● **Task objective**
Copy each line of the records that contains the word "树立德业".

● **Information shown**
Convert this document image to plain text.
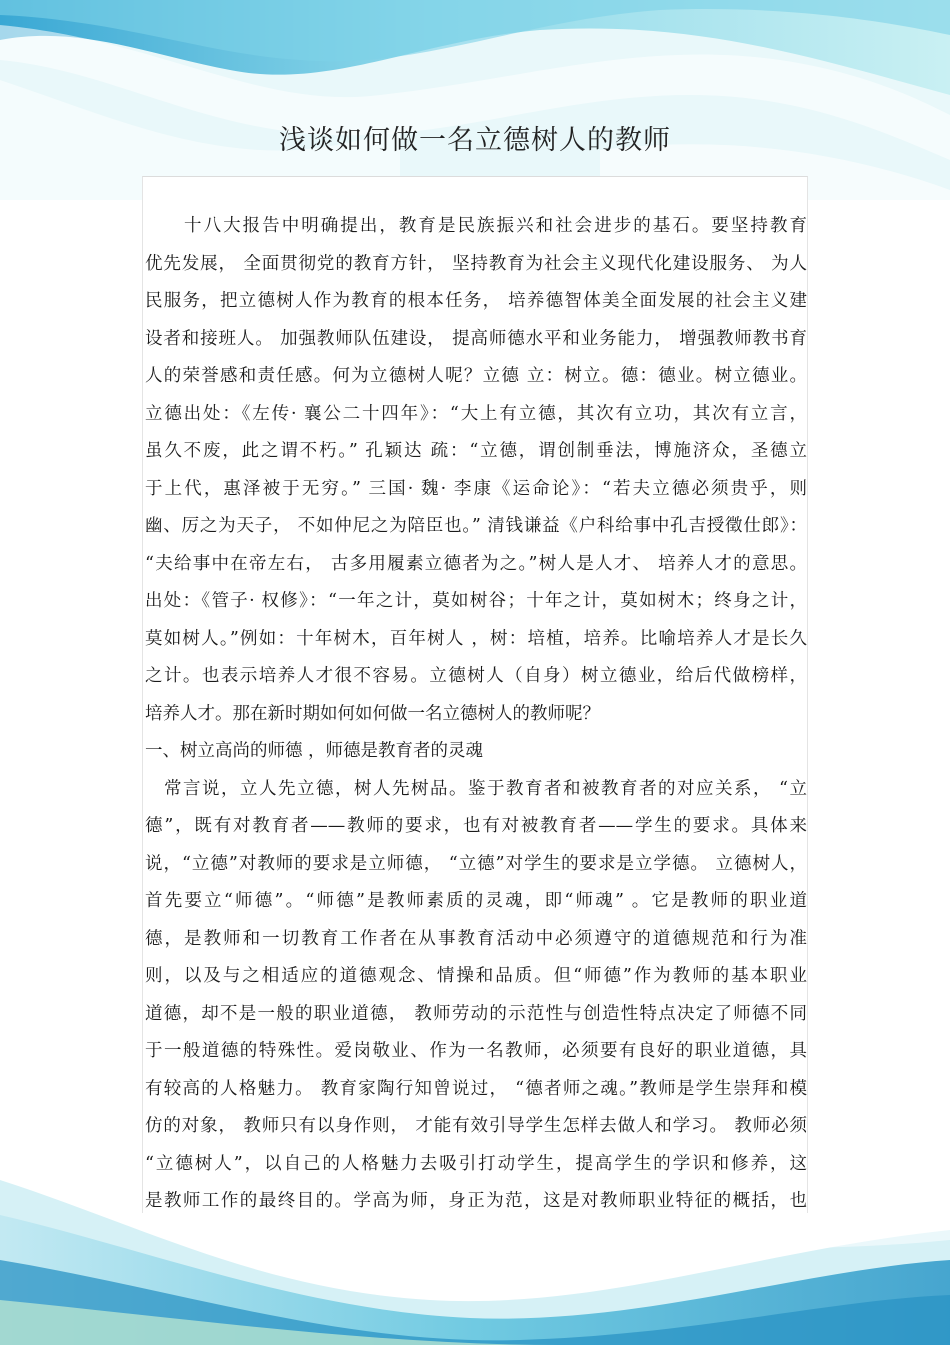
浅谈如何做一名立德树人的教师
　　十八大报告中明确提出，教育是民族振兴和社会进步的基石。要坚持教育
优先发展， 全面贯彻党的教育方针， 坚持教育为社会主义现代化建设服务、 为人
民服务，把立德树人作为教育的根本任务， 培养德智体美全面发展的社会主义建
设者和接班人。 加强教师队伍建设， 提高师德水平和业务能力， 增强教师教书育
人的荣誉感和责任感。何为立德树人呢？立德 立：树立。德：德业。树立德业。
立德出处：《左传· 襄公二十四年》：“大上有立德，其次有立功，其次有立言，
虽久不废，此之谓不朽。” 孔颖达 疏：“立德，谓创制垂法，博施济众，圣德立
于上代，惠泽被于无穷。” 三国· 魏· 李康《运命论》：“若夫立德必须贵乎，则
幽、厉之为天子， 不如仲尼之为陪臣也。” 清钱谦益《户科给事中孔吉授徵仕郎》：
“夫给事中在帝左右， 古多用履素立德者为之。”树人是人才、 培养人才的意思。
出处：《管子· 权修》：“一年之计，莫如树谷；十年之计，莫如树木；终身之计，
莫如树人。”例如：十年树木，百年树人 ，树：培植，培养。比喻培养人才是长久
之计。也表示培养人才很不容易。立德树人（自身）树立德业，给后代做榜样，
培养人才。那在新时期如何如何做一名立德树人的教师呢？
一、树立高尚的师德 ，师德是教育者的灵魂
　常言说，立人先立德，树人先树品。鉴于教育者和被教育者的对应关系， “立
德”，既有对教育者——教师的要求，也有对被教育者——学生的要求。具体来
说，“立德”对教师的要求是立师德， “立德”对学生的要求是立学德。 立德树人，
首先要立“师德”。“师德”是教师素质的灵魂，即“师魂” 。它是教师的职业道
德，是教师和一切教育工作者在从事教育活动中必须遵守的道德规范和行为准
则，以及与之相适应的道德观念、情操和品质。但“师德”作为教师的基本职业
道德，却不是一般的职业道德， 教师劳动的示范性与创造性特点决定了师德不同
于一般道德的特殊性。爱岗敬业、作为一名教师，必须要有良好的职业道德，具
有较高的人格魅力。 教育家陶行知曾说过， “德者师之魂。”教师是学生崇拜和模
仿的对象， 教师只有以身作则， 才能有效引导学生怎样去做人和学习。 教师必须
“立德树人”，以自己的人格魅力去吸引打动学生，提高学生的学识和修养，这
是教师工作的最终目的。学高为师，身正为范，这是对教师职业特征的概括，也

● **Response**
人的荣誉感和责任感。何为立德树人呢？立德 立：树立。德：德业。树立德业。
之计。也表示培养人才很不容易。立德树人（自身）树立德业，给后代做榜样，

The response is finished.